◆ **What you are asked to do**:
Restate exactly the lines below, from the one containing "Extract the structured" through the final line, and leave out the pictures.

◆ **Records provided**:
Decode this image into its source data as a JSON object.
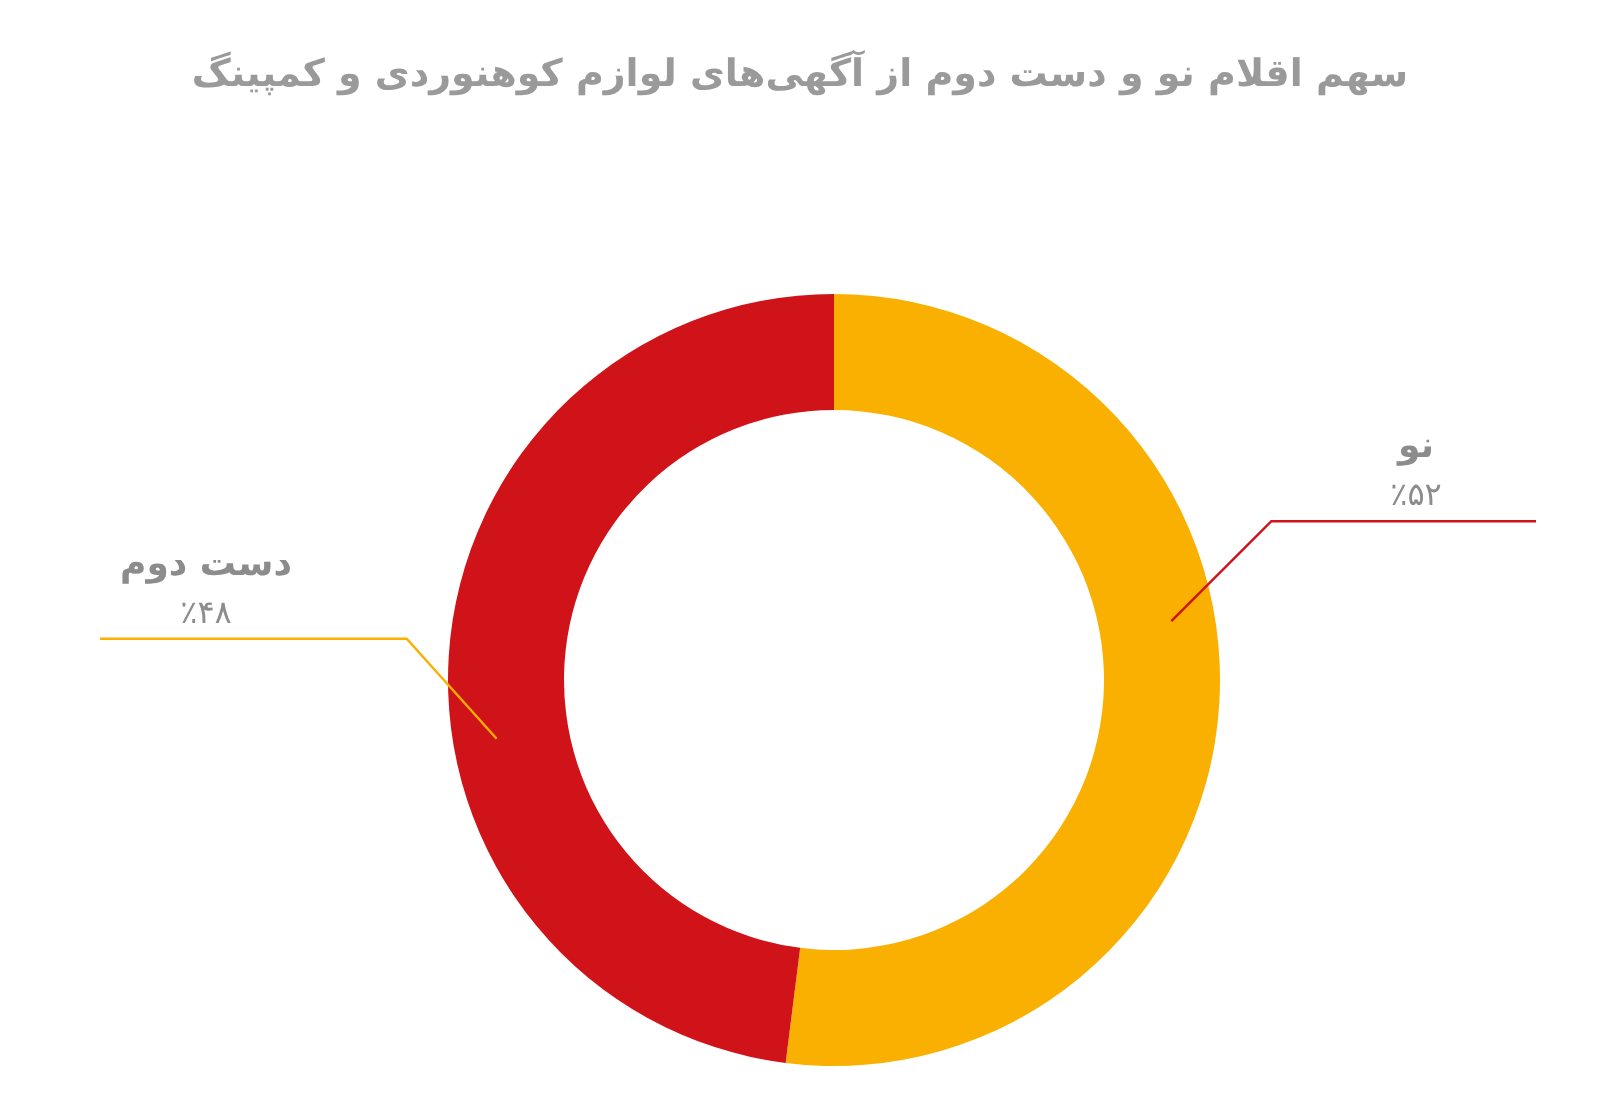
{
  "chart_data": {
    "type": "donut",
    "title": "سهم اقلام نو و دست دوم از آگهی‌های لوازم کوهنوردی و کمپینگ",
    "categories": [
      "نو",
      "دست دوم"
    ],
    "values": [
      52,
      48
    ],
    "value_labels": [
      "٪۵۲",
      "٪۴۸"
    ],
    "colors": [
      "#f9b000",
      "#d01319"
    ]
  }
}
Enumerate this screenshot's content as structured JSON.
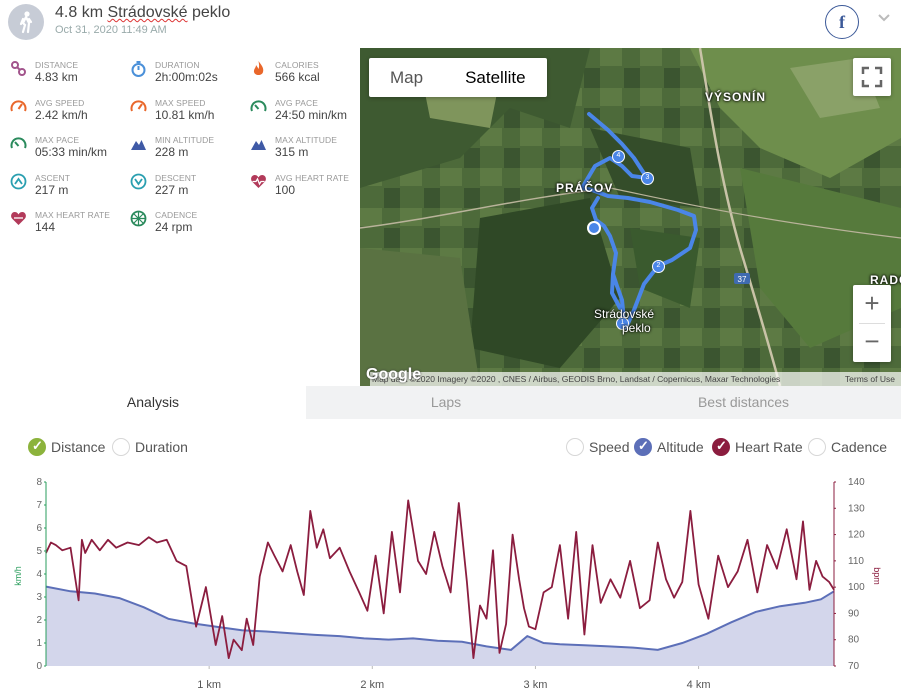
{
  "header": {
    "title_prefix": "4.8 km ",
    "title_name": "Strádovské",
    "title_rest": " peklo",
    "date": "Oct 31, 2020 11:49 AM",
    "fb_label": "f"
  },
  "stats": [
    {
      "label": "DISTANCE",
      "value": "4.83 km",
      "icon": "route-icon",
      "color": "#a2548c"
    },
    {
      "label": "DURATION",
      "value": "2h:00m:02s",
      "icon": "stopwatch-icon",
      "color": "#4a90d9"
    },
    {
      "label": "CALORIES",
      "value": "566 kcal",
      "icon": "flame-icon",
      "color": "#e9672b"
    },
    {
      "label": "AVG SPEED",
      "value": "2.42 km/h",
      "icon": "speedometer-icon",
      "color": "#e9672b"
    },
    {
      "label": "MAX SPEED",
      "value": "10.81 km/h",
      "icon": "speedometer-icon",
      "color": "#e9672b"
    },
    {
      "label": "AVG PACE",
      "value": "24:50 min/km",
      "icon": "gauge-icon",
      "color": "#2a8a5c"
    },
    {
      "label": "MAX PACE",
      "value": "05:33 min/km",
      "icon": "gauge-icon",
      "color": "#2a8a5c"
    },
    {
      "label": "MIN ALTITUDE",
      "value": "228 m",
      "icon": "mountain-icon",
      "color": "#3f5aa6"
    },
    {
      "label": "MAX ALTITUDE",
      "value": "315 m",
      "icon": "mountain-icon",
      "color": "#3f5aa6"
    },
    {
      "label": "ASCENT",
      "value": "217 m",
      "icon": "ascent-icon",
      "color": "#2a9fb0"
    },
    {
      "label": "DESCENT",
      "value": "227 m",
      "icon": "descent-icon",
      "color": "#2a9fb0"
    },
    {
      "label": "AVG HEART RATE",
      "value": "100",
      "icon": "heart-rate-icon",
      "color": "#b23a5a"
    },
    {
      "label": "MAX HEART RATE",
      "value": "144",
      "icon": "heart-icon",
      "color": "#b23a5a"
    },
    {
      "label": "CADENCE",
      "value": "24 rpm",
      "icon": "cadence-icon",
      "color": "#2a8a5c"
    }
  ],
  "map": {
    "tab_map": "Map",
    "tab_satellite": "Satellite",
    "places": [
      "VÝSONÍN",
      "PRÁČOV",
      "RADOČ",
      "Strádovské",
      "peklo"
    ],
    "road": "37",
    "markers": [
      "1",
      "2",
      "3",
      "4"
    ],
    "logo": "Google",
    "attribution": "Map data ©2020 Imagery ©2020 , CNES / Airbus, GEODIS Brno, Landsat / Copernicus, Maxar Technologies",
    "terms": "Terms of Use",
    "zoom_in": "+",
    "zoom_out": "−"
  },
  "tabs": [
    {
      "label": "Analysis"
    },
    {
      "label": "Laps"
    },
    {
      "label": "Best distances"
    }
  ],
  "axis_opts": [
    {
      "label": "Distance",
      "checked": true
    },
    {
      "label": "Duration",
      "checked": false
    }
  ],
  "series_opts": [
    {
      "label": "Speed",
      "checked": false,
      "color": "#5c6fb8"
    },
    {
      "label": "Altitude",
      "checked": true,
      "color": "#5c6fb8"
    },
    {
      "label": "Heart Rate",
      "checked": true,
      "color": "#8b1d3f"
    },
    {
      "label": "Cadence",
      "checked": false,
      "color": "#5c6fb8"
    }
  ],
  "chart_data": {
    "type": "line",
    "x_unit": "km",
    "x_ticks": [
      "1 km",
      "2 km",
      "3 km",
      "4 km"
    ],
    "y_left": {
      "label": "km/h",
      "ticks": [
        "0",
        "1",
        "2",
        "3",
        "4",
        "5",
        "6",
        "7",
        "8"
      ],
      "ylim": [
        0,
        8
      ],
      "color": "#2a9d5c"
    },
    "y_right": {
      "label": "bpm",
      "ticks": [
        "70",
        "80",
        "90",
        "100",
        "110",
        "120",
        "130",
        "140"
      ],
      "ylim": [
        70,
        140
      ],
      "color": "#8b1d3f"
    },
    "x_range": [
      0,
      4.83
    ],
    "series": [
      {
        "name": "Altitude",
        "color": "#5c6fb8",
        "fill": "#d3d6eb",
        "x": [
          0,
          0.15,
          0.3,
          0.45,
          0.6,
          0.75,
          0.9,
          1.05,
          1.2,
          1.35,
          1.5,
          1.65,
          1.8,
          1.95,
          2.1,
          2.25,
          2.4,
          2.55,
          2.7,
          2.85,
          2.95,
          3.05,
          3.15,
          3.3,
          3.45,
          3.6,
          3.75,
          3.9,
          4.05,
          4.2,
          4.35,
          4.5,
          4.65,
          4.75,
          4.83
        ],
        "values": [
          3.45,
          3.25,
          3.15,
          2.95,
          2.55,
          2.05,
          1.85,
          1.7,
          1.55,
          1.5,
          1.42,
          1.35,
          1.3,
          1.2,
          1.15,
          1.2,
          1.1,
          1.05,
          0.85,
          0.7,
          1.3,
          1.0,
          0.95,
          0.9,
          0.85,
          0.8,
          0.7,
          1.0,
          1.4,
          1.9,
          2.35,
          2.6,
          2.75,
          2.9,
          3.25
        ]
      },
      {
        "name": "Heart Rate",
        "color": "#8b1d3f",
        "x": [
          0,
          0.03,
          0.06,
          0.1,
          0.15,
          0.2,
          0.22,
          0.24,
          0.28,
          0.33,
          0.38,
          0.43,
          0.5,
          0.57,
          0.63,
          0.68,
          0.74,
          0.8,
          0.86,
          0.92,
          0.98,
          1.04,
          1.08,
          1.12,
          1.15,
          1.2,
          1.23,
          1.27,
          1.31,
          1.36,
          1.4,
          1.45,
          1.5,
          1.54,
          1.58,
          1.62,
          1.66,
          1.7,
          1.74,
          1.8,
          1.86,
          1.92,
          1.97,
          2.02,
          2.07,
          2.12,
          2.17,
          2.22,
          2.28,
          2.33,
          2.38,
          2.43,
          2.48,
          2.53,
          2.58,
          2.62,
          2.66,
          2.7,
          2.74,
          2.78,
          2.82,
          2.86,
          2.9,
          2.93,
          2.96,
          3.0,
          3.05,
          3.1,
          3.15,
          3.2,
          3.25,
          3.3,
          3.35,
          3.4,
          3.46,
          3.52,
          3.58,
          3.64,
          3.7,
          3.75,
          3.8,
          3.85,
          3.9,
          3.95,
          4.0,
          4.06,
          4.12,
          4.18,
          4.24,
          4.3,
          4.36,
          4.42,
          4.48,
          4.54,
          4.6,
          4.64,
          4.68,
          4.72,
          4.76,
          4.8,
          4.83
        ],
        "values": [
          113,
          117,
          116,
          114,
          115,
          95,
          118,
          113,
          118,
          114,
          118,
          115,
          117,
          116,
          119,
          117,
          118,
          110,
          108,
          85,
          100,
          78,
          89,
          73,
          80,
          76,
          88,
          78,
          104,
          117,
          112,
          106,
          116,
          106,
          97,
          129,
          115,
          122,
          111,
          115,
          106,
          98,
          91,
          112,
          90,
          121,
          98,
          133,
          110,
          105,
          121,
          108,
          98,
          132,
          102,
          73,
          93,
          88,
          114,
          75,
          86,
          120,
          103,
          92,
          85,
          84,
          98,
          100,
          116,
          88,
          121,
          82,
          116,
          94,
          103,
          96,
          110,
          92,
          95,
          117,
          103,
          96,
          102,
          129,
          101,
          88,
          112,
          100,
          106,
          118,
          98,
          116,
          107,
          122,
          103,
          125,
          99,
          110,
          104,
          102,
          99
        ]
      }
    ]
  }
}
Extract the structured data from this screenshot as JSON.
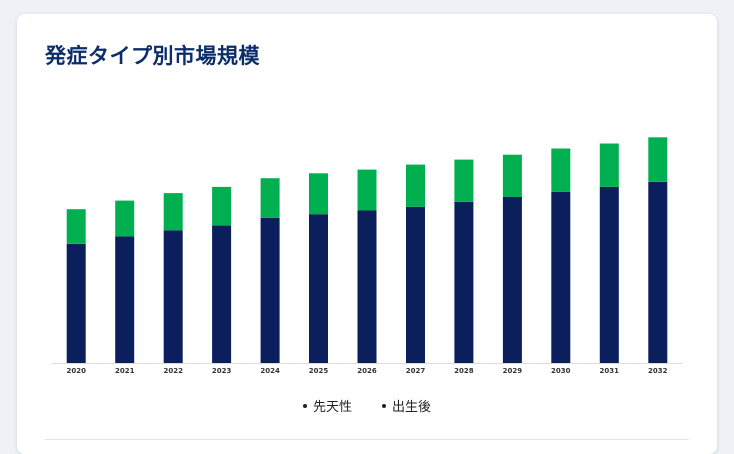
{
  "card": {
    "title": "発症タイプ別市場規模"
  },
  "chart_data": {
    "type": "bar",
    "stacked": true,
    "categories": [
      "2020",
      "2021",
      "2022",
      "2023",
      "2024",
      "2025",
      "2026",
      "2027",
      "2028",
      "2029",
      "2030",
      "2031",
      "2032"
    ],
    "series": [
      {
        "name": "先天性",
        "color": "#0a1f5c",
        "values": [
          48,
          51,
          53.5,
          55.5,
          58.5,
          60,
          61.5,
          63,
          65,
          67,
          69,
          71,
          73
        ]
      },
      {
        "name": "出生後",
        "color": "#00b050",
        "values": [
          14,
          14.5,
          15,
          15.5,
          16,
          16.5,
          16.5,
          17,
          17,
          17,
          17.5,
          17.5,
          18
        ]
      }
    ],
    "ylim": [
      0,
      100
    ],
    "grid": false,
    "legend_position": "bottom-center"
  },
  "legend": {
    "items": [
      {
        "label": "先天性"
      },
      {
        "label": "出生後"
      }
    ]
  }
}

◆ **Written response**:
Extract the structured data from this screenshot as JSON.
{
  "card": {
    "title": "発症タイプ別市場規模"
  },
  "chart_data": {
    "type": "bar",
    "stacked": true,
    "categories": [
      "2020",
      "2021",
      "2022",
      "2023",
      "2024",
      "2025",
      "2026",
      "2027",
      "2028",
      "2029",
      "2030",
      "2031",
      "2032"
    ],
    "series": [
      {
        "name": "先天性",
        "color": "#0a1f5c",
        "values": [
          48,
          51,
          53.5,
          55.5,
          58.5,
          60,
          61.5,
          63,
          65,
          67,
          69,
          71,
          73
        ]
      },
      {
        "name": "出生後",
        "color": "#00b050",
        "values": [
          14,
          14.5,
          15,
          15.5,
          16,
          16.5,
          16.5,
          17,
          17,
          17,
          17.5,
          17.5,
          18
        ]
      }
    ],
    "ylim": [
      0,
      100
    ],
    "grid": false,
    "legend_position": "bottom-center"
  },
  "legend": {
    "items": [
      {
        "label": "先天性"
      },
      {
        "label": "出生後"
      }
    ]
  }
}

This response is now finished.